═══ ITEMS ═══

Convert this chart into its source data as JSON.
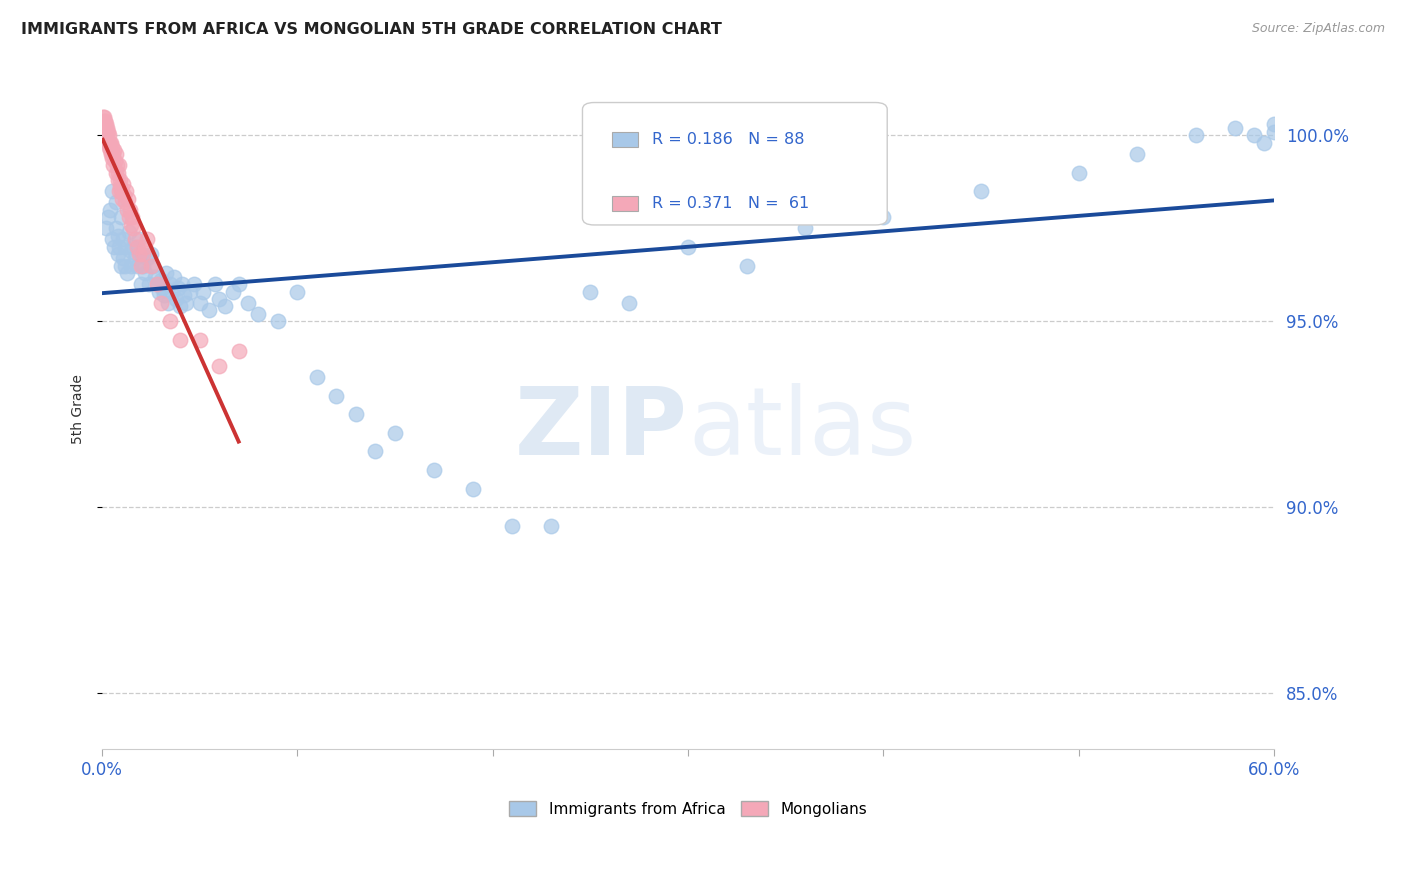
{
  "title": "IMMIGRANTS FROM AFRICA VS MONGOLIAN 5TH GRADE CORRELATION CHART",
  "source": "Source: ZipAtlas.com",
  "ylabel": "5th Grade",
  "ytick_values": [
    85.0,
    90.0,
    95.0,
    100.0
  ],
  "xmin": 0.0,
  "xmax": 60.0,
  "ymin": 83.5,
  "ymax": 101.8,
  "legend_blue_R": "0.186",
  "legend_blue_N": "88",
  "legend_pink_R": "0.371",
  "legend_pink_N": "61",
  "blue_color": "#a8c8e8",
  "pink_color": "#f4a8b8",
  "trendline_blue_color": "#1a4a9a",
  "trendline_pink_color": "#cc3333",
  "watermark_zip": "ZIP",
  "watermark_atlas": "atlas",
  "blue_scatter_x": [
    0.2,
    0.3,
    0.4,
    0.5,
    0.5,
    0.6,
    0.7,
    0.7,
    0.8,
    0.8,
    0.9,
    1.0,
    1.0,
    1.1,
    1.1,
    1.2,
    1.2,
    1.3,
    1.4,
    1.5,
    1.5,
    1.6,
    1.7,
    1.8,
    1.9,
    2.0,
    2.0,
    2.1,
    2.2,
    2.3,
    2.4,
    2.5,
    2.6,
    2.7,
    2.8,
    2.9,
    3.0,
    3.1,
    3.2,
    3.3,
    3.4,
    3.5,
    3.6,
    3.7,
    3.8,
    3.9,
    4.0,
    4.1,
    4.2,
    4.3,
    4.5,
    4.7,
    5.0,
    5.2,
    5.5,
    5.8,
    6.0,
    6.3,
    6.7,
    7.0,
    7.5,
    8.0,
    9.0,
    10.0,
    11.0,
    12.0,
    13.0,
    14.0,
    15.0,
    17.0,
    19.0,
    21.0,
    23.0,
    25.0,
    27.0,
    30.0,
    33.0,
    36.0,
    40.0,
    45.0,
    50.0,
    53.0,
    56.0,
    58.0,
    59.0,
    59.5,
    60.0,
    60.0
  ],
  "blue_scatter_y": [
    97.5,
    97.8,
    98.0,
    97.2,
    98.5,
    97.0,
    97.5,
    98.2,
    96.8,
    97.3,
    97.0,
    96.5,
    97.8,
    96.7,
    97.2,
    96.5,
    97.0,
    96.3,
    97.4,
    96.5,
    96.9,
    97.0,
    96.7,
    96.5,
    97.2,
    96.0,
    96.8,
    96.5,
    96.3,
    96.7,
    96.0,
    96.8,
    96.5,
    96.2,
    96.0,
    95.8,
    96.1,
    95.9,
    95.7,
    96.3,
    95.5,
    96.0,
    95.8,
    96.2,
    95.6,
    95.9,
    95.4,
    96.0,
    95.7,
    95.5,
    95.8,
    96.0,
    95.5,
    95.8,
    95.3,
    96.0,
    95.6,
    95.4,
    95.8,
    96.0,
    95.5,
    95.2,
    95.0,
    95.8,
    93.5,
    93.0,
    92.5,
    91.5,
    92.0,
    91.0,
    90.5,
    89.5,
    89.5,
    95.8,
    95.5,
    97.0,
    96.5,
    97.5,
    97.8,
    98.5,
    99.0,
    99.5,
    100.0,
    100.2,
    100.0,
    99.8,
    100.1,
    100.3
  ],
  "pink_scatter_x": [
    0.05,
    0.08,
    0.1,
    0.12,
    0.15,
    0.18,
    0.2,
    0.22,
    0.25,
    0.28,
    0.3,
    0.32,
    0.35,
    0.38,
    0.4,
    0.42,
    0.45,
    0.48,
    0.5,
    0.52,
    0.55,
    0.58,
    0.6,
    0.65,
    0.7,
    0.72,
    0.75,
    0.8,
    0.82,
    0.85,
    0.9,
    0.92,
    0.95,
    1.0,
    1.05,
    1.1,
    1.15,
    1.2,
    1.25,
    1.3,
    1.35,
    1.4,
    1.45,
    1.5,
    1.55,
    1.6,
    1.7,
    1.8,
    1.9,
    2.0,
    2.1,
    2.2,
    2.3,
    2.5,
    2.8,
    3.0,
    3.5,
    4.0,
    5.0,
    6.0,
    7.0
  ],
  "pink_scatter_y": [
    100.5,
    100.3,
    100.4,
    100.5,
    100.2,
    100.4,
    100.3,
    100.1,
    100.0,
    100.2,
    99.8,
    100.1,
    99.7,
    100.0,
    99.6,
    99.8,
    99.5,
    99.8,
    99.4,
    99.7,
    99.5,
    99.2,
    99.6,
    99.3,
    99.0,
    99.5,
    99.2,
    99.0,
    98.8,
    98.5,
    99.2,
    98.6,
    98.8,
    98.5,
    98.3,
    98.7,
    98.4,
    98.2,
    98.5,
    98.0,
    98.3,
    97.8,
    98.0,
    97.6,
    97.8,
    97.5,
    97.2,
    97.0,
    96.8,
    96.5,
    96.8,
    97.0,
    97.2,
    96.5,
    96.0,
    95.5,
    95.0,
    94.5,
    94.5,
    93.8,
    94.2
  ]
}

═══

• **GIVEN REQUEST**
Find the string "source" in the entries above and return each line that holds it.

• **WRITTEN RESPONSE**
Convert this chart into its source data as JSON.
  "source": "Source: ZipAtlas.com",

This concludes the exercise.